Keep only those lines of the records that include the string "RelAzim".

►

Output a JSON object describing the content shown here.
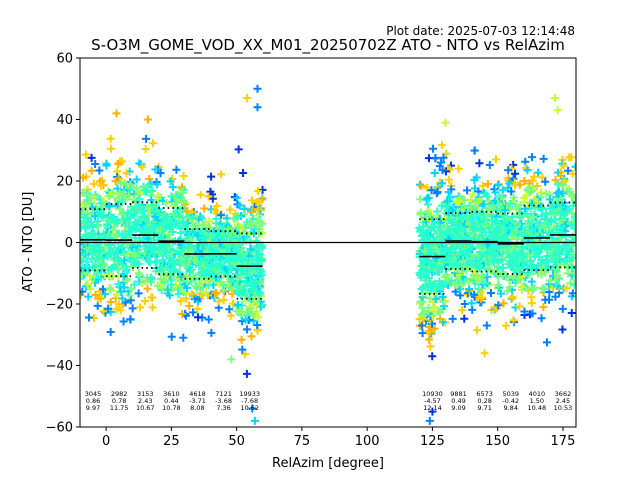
{
  "chart_data": {
    "type": "scatter",
    "title": "S-O3M_GOME_VOD_XX_M01_20250702Z ATO - NTO vs RelAzim",
    "plot_date": "Plot date: 2025-07-03 12:14:48",
    "xlabel": "RelAzim [degree]",
    "ylabel": "ATO - NTO [DU]",
    "xlim": [
      -10,
      180
    ],
    "ylim": [
      -60,
      60
    ],
    "xticks": [
      0,
      25,
      50,
      75,
      100,
      125,
      150,
      175
    ],
    "yticks": [
      -60,
      -40,
      -20,
      0,
      20,
      40,
      60
    ],
    "zero_line": 0,
    "clusters": [
      {
        "name": "left",
        "xrange": [
          -10,
          59
        ]
      },
      {
        "name": "right",
        "xrange": [
          120,
          180
        ]
      }
    ],
    "bins": [
      {
        "x0": -10,
        "x1": 0,
        "count": "3045",
        "mean": "0.86",
        "std": "9.97",
        "mean_v": 0.86,
        "std_v": 9.97
      },
      {
        "x0": 0,
        "x1": 10,
        "count": "2982",
        "mean": "0.78",
        "std": "11.75",
        "mean_v": 0.78,
        "std_v": 11.75
      },
      {
        "x0": 10,
        "x1": 20,
        "count": "3153",
        "mean": "2.43",
        "std": "10.67",
        "mean_v": 2.43,
        "std_v": 10.67
      },
      {
        "x0": 20,
        "x1": 30,
        "count": "3610",
        "mean": "0.44",
        "std": "10.78",
        "mean_v": 0.44,
        "std_v": 10.78
      },
      {
        "x0": 30,
        "x1": 40,
        "count": "4618",
        "mean": "-3.71",
        "std": "8.08",
        "mean_v": -3.71,
        "std_v": 8.08
      },
      {
        "x0": 40,
        "x1": 50,
        "count": "7121",
        "mean": "-3.68",
        "std": "7.36",
        "mean_v": -3.68,
        "std_v": 7.36
      },
      {
        "x0": 50,
        "x1": 60,
        "count": "19933",
        "mean": "-7.68",
        "std": "10.62",
        "mean_v": -7.68,
        "std_v": 10.62
      },
      {
        "x0": 120,
        "x1": 130,
        "count": "10930",
        "mean": "-4.57",
        "std": "12.14",
        "mean_v": -4.57,
        "std_v": 12.14
      },
      {
        "x0": 130,
        "x1": 140,
        "count": "9881",
        "mean": "0.49",
        "std": "9.09",
        "mean_v": 0.49,
        "std_v": 9.09
      },
      {
        "x0": 140,
        "x1": 150,
        "count": "6573",
        "mean": "0.28",
        "std": "9.71",
        "mean_v": 0.28,
        "std_v": 9.71
      },
      {
        "x0": 150,
        "x1": 160,
        "count": "5039",
        "mean": "-0.42",
        "std": "9.84",
        "mean_v": -0.42,
        "std_v": 9.84
      },
      {
        "x0": 160,
        "x1": 170,
        "count": "4010",
        "mean": "1.50",
        "std": "10.48",
        "mean_v": 1.5,
        "std_v": 10.48
      },
      {
        "x0": 170,
        "x1": 180,
        "count": "3662",
        "mean": "2.45",
        "std": "10.53",
        "mean_v": 2.45,
        "std_v": 10.53
      }
    ],
    "colors": {
      "dense": "#29ffce",
      "mid": "#7dff7a",
      "yellowgreen": "#c4ff33",
      "yellow": "#ffd000",
      "orange": "#ffb000",
      "cyan": "#00d4ff",
      "blue": "#0080ff",
      "darkblue": "#0030e0"
    }
  }
}
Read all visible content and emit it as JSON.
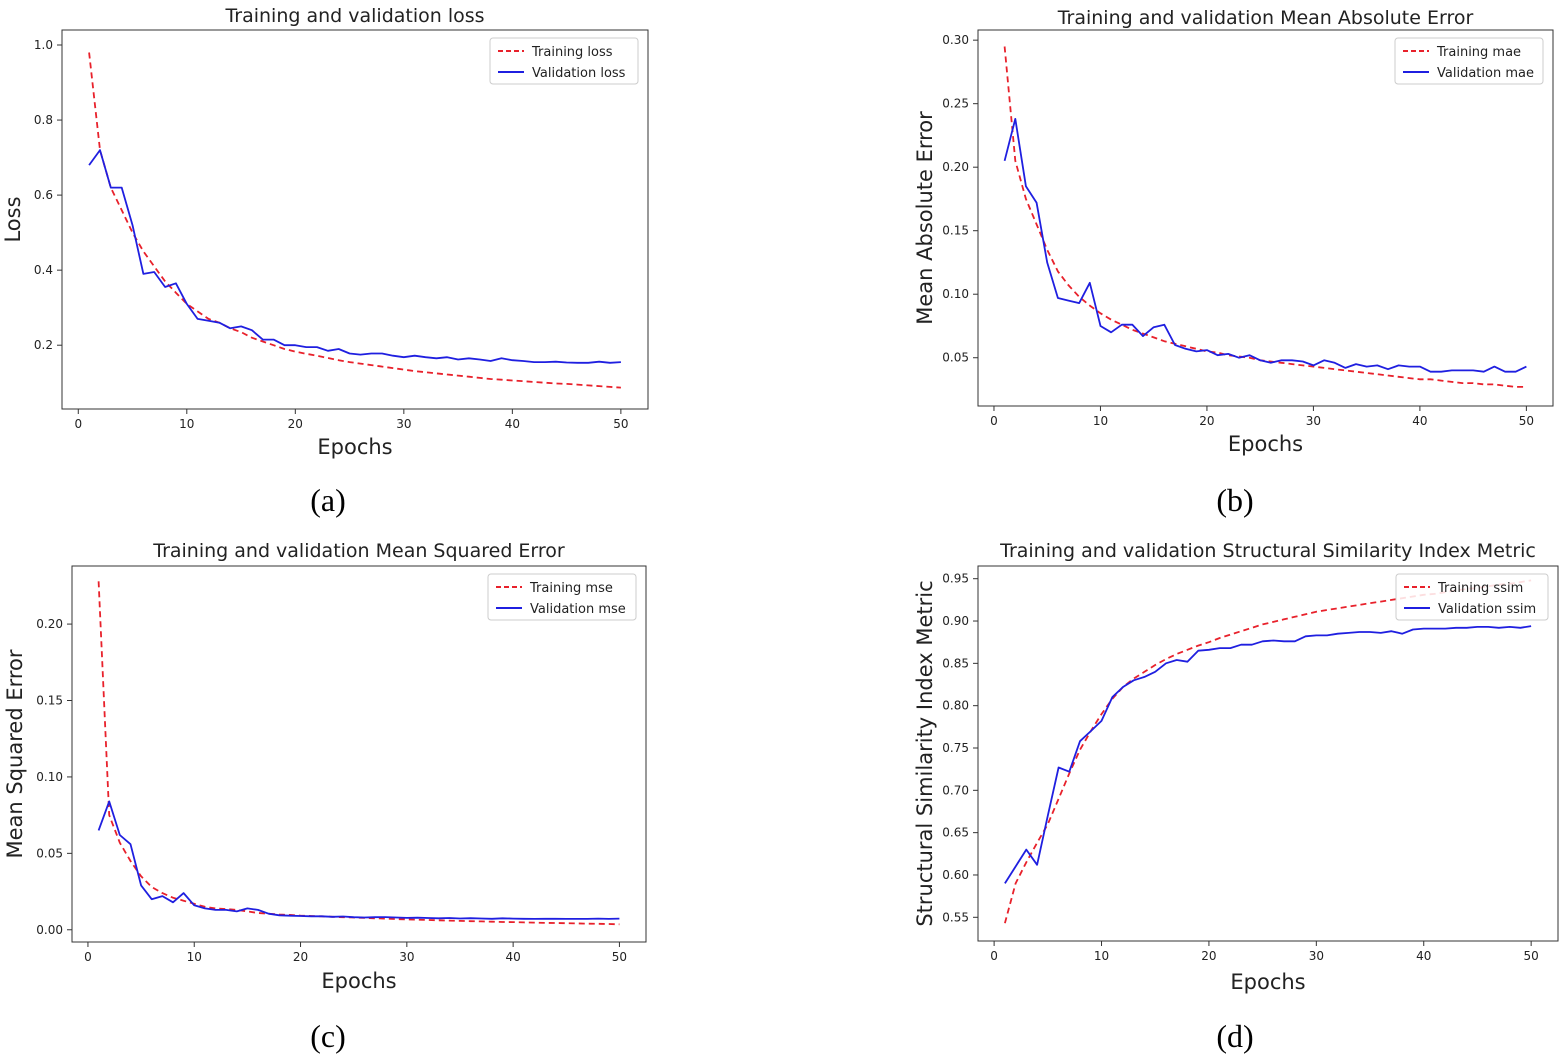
{
  "chart_data": [
    {
      "type": "line",
      "panel": "a",
      "title": "Training and validation loss",
      "xlabel": "Epochs",
      "ylabel": "Loss",
      "xlim": [
        -1.5,
        52.5
      ],
      "ylim": [
        0.03,
        1.04
      ],
      "xticks": [
        0,
        10,
        20,
        30,
        40,
        50
      ],
      "yticks": [
        0.2,
        0.4,
        0.6,
        0.8,
        1.0
      ],
      "ytick_labels": [
        "0.2",
        "0.4",
        "0.6",
        "0.8",
        "1.0"
      ],
      "legend_position": "top-right",
      "grid": false,
      "x": [
        1,
        2,
        3,
        4,
        5,
        6,
        7,
        8,
        9,
        10,
        11,
        12,
        13,
        14,
        15,
        16,
        17,
        18,
        19,
        20,
        21,
        22,
        23,
        24,
        25,
        26,
        27,
        28,
        29,
        30,
        31,
        32,
        33,
        34,
        35,
        36,
        37,
        38,
        39,
        40,
        41,
        42,
        43,
        44,
        45,
        46,
        47,
        48,
        49,
        50
      ],
      "series": [
        {
          "name": "Training loss",
          "color": "#e8212b",
          "dash": true,
          "values": [
            0.98,
            0.72,
            0.62,
            0.56,
            0.5,
            0.45,
            0.41,
            0.37,
            0.34,
            0.31,
            0.29,
            0.27,
            0.26,
            0.245,
            0.235,
            0.22,
            0.21,
            0.2,
            0.19,
            0.183,
            0.177,
            0.172,
            0.166,
            0.16,
            0.155,
            0.151,
            0.147,
            0.143,
            0.139,
            0.135,
            0.131,
            0.128,
            0.125,
            0.122,
            0.119,
            0.116,
            0.113,
            0.11,
            0.108,
            0.106,
            0.104,
            0.102,
            0.1,
            0.098,
            0.097,
            0.095,
            0.093,
            0.091,
            0.089,
            0.087
          ]
        },
        {
          "name": "Validation loss",
          "color": "#1f1fe0",
          "dash": false,
          "values": [
            0.68,
            0.72,
            0.62,
            0.62,
            0.52,
            0.39,
            0.395,
            0.355,
            0.365,
            0.31,
            0.27,
            0.265,
            0.26,
            0.245,
            0.25,
            0.24,
            0.215,
            0.215,
            0.2,
            0.2,
            0.195,
            0.195,
            0.185,
            0.19,
            0.178,
            0.175,
            0.178,
            0.178,
            0.172,
            0.168,
            0.172,
            0.168,
            0.165,
            0.168,
            0.162,
            0.165,
            0.162,
            0.158,
            0.165,
            0.16,
            0.158,
            0.155,
            0.155,
            0.156,
            0.154,
            0.153,
            0.153,
            0.156,
            0.153,
            0.155
          ]
        }
      ]
    },
    {
      "type": "line",
      "panel": "b",
      "title": "Training and validation Mean Absolute Error",
      "xlabel": "Epochs",
      "ylabel": "Mean Absolute Error",
      "xlim": [
        -1.5,
        52.5
      ],
      "ylim": [
        0.012,
        0.308
      ],
      "xticks": [
        0,
        10,
        20,
        30,
        40,
        50
      ],
      "yticks": [
        0.05,
        0.1,
        0.15,
        0.2,
        0.25,
        0.3
      ],
      "ytick_labels": [
        "0.05",
        "0.10",
        "0.15",
        "0.20",
        "0.25",
        "0.30"
      ],
      "legend_position": "top-right",
      "grid": false,
      "x": [
        1,
        2,
        3,
        4,
        5,
        6,
        7,
        8,
        9,
        10,
        11,
        12,
        13,
        14,
        15,
        16,
        17,
        18,
        19,
        20,
        21,
        22,
        23,
        24,
        25,
        26,
        27,
        28,
        29,
        30,
        31,
        32,
        33,
        34,
        35,
        36,
        37,
        38,
        39,
        40,
        41,
        42,
        43,
        44,
        45,
        46,
        47,
        48,
        49,
        50
      ],
      "series": [
        {
          "name": "Training mae",
          "color": "#e8212b",
          "dash": true,
          "values": [
            0.295,
            0.205,
            0.175,
            0.155,
            0.135,
            0.118,
            0.107,
            0.098,
            0.091,
            0.085,
            0.08,
            0.076,
            0.072,
            0.069,
            0.066,
            0.063,
            0.061,
            0.059,
            0.057,
            0.055,
            0.054,
            0.052,
            0.051,
            0.05,
            0.048,
            0.047,
            0.046,
            0.045,
            0.044,
            0.043,
            0.042,
            0.041,
            0.04,
            0.039,
            0.038,
            0.037,
            0.036,
            0.035,
            0.034,
            0.033,
            0.033,
            0.032,
            0.031,
            0.03,
            0.03,
            0.029,
            0.029,
            0.028,
            0.027,
            0.027
          ]
        },
        {
          "name": "Validation mae",
          "color": "#1f1fe0",
          "dash": false,
          "values": [
            0.205,
            0.238,
            0.185,
            0.172,
            0.125,
            0.097,
            0.095,
            0.093,
            0.109,
            0.075,
            0.07,
            0.076,
            0.076,
            0.067,
            0.074,
            0.076,
            0.06,
            0.057,
            0.055,
            0.056,
            0.052,
            0.053,
            0.05,
            0.052,
            0.048,
            0.046,
            0.048,
            0.048,
            0.047,
            0.044,
            0.048,
            0.046,
            0.042,
            0.045,
            0.043,
            0.044,
            0.041,
            0.044,
            0.043,
            0.043,
            0.039,
            0.039,
            0.04,
            0.04,
            0.04,
            0.039,
            0.043,
            0.039,
            0.039,
            0.043
          ]
        }
      ]
    },
    {
      "type": "line",
      "panel": "c",
      "title": "Training and validation Mean Squared Error",
      "xlabel": "Epochs",
      "ylabel": "Mean Squared Error",
      "xlim": [
        -1.5,
        52.5
      ],
      "ylim": [
        -0.008,
        0.238
      ],
      "xticks": [
        0,
        10,
        20,
        30,
        40,
        50
      ],
      "yticks": [
        0.0,
        0.05,
        0.1,
        0.15,
        0.2
      ],
      "ytick_labels": [
        "0.00",
        "0.05",
        "0.10",
        "0.15",
        "0.20"
      ],
      "legend_position": "top-right",
      "grid": false,
      "x": [
        1,
        2,
        3,
        4,
        5,
        6,
        7,
        8,
        9,
        10,
        11,
        12,
        13,
        14,
        15,
        16,
        17,
        18,
        19,
        20,
        21,
        22,
        23,
        24,
        25,
        26,
        27,
        28,
        29,
        30,
        31,
        32,
        33,
        34,
        35,
        36,
        37,
        38,
        39,
        40,
        41,
        42,
        43,
        44,
        45,
        46,
        47,
        48,
        49,
        50
      ],
      "series": [
        {
          "name": "Training mse",
          "color": "#e8212b",
          "dash": true,
          "values": [
            0.228,
            0.075,
            0.057,
            0.045,
            0.035,
            0.028,
            0.024,
            0.021,
            0.019,
            0.017,
            0.015,
            0.014,
            0.0135,
            0.013,
            0.012,
            0.011,
            0.0105,
            0.01,
            0.0097,
            0.0093,
            0.009,
            0.0088,
            0.0085,
            0.0082,
            0.008,
            0.0078,
            0.0075,
            0.0073,
            0.007,
            0.0068,
            0.0066,
            0.0064,
            0.0062,
            0.006,
            0.0058,
            0.0056,
            0.0055,
            0.0053,
            0.0051,
            0.005,
            0.0048,
            0.0047,
            0.0045,
            0.0044,
            0.0043,
            0.0042,
            0.004,
            0.0039,
            0.0038,
            0.0036
          ]
        },
        {
          "name": "Validation mse",
          "color": "#1f1fe0",
          "dash": false,
          "values": [
            0.065,
            0.084,
            0.062,
            0.056,
            0.029,
            0.02,
            0.022,
            0.018,
            0.024,
            0.016,
            0.014,
            0.013,
            0.013,
            0.012,
            0.014,
            0.013,
            0.0105,
            0.0095,
            0.0092,
            0.009,
            0.0088,
            0.0088,
            0.0085,
            0.0087,
            0.0082,
            0.008,
            0.0082,
            0.0083,
            0.008,
            0.0078,
            0.0079,
            0.0077,
            0.0075,
            0.0077,
            0.0074,
            0.0076,
            0.0074,
            0.0072,
            0.0075,
            0.0073,
            0.0072,
            0.0071,
            0.0072,
            0.0072,
            0.0071,
            0.0071,
            0.0071,
            0.0073,
            0.0071,
            0.0073
          ]
        }
      ]
    },
    {
      "type": "line",
      "panel": "d",
      "title": "Training and validation Structural Similarity Index Metric",
      "xlabel": "Epochs",
      "ylabel": "Structural Similarity Index Metric",
      "xlim": [
        -1.5,
        52.5
      ],
      "ylim": [
        0.522,
        0.965
      ],
      "xticks": [
        0,
        10,
        20,
        30,
        40,
        50
      ],
      "yticks": [
        0.55,
        0.6,
        0.65,
        0.7,
        0.75,
        0.8,
        0.85,
        0.9,
        0.95
      ],
      "ytick_labels": [
        "0.55",
        "0.60",
        "0.65",
        "0.70",
        "0.75",
        "0.80",
        "0.85",
        "0.90",
        "0.95"
      ],
      "legend_position": "top-right",
      "grid": false,
      "x": [
        1,
        2,
        3,
        4,
        5,
        6,
        7,
        8,
        9,
        10,
        11,
        12,
        13,
        14,
        15,
        16,
        17,
        18,
        19,
        20,
        21,
        22,
        23,
        24,
        25,
        26,
        27,
        28,
        29,
        30,
        31,
        32,
        33,
        34,
        35,
        36,
        37,
        38,
        39,
        40,
        41,
        42,
        43,
        44,
        45,
        46,
        47,
        48,
        49,
        50
      ],
      "series": [
        {
          "name": "Training ssim",
          "color": "#e8212b",
          "dash": true,
          "values": [
            0.543,
            0.59,
            0.615,
            0.638,
            0.66,
            0.69,
            0.72,
            0.748,
            0.77,
            0.79,
            0.808,
            0.822,
            0.832,
            0.84,
            0.848,
            0.855,
            0.861,
            0.866,
            0.871,
            0.875,
            0.88,
            0.884,
            0.888,
            0.892,
            0.896,
            0.899,
            0.902,
            0.905,
            0.908,
            0.911,
            0.913,
            0.915,
            0.917,
            0.919,
            0.921,
            0.923,
            0.925,
            0.927,
            0.929,
            0.931,
            0.932,
            0.934,
            0.936,
            0.938,
            0.939,
            0.941,
            0.943,
            0.944,
            0.946,
            0.948
          ]
        },
        {
          "name": "Validation ssim",
          "color": "#1f1fe0",
          "dash": false,
          "values": [
            0.59,
            0.61,
            0.63,
            0.612,
            0.67,
            0.727,
            0.722,
            0.758,
            0.77,
            0.782,
            0.81,
            0.822,
            0.83,
            0.834,
            0.84,
            0.85,
            0.854,
            0.852,
            0.865,
            0.866,
            0.868,
            0.868,
            0.872,
            0.872,
            0.876,
            0.877,
            0.876,
            0.876,
            0.882,
            0.883,
            0.883,
            0.885,
            0.886,
            0.887,
            0.887,
            0.886,
            0.888,
            0.885,
            0.89,
            0.891,
            0.891,
            0.891,
            0.892,
            0.892,
            0.893,
            0.893,
            0.892,
            0.893,
            0.892,
            0.894
          ]
        }
      ]
    }
  ],
  "captions": {
    "a": "(a)",
    "b": "(b)",
    "c": "(c)",
    "d": "(d)"
  }
}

◄

== FULL RESPONSE ==
    "title": "S-O3M_GOME_VOD_XX_M01_20250702Z ATO - NTO vs RelAzim",
    "xlabel": "RelAzim [degree]",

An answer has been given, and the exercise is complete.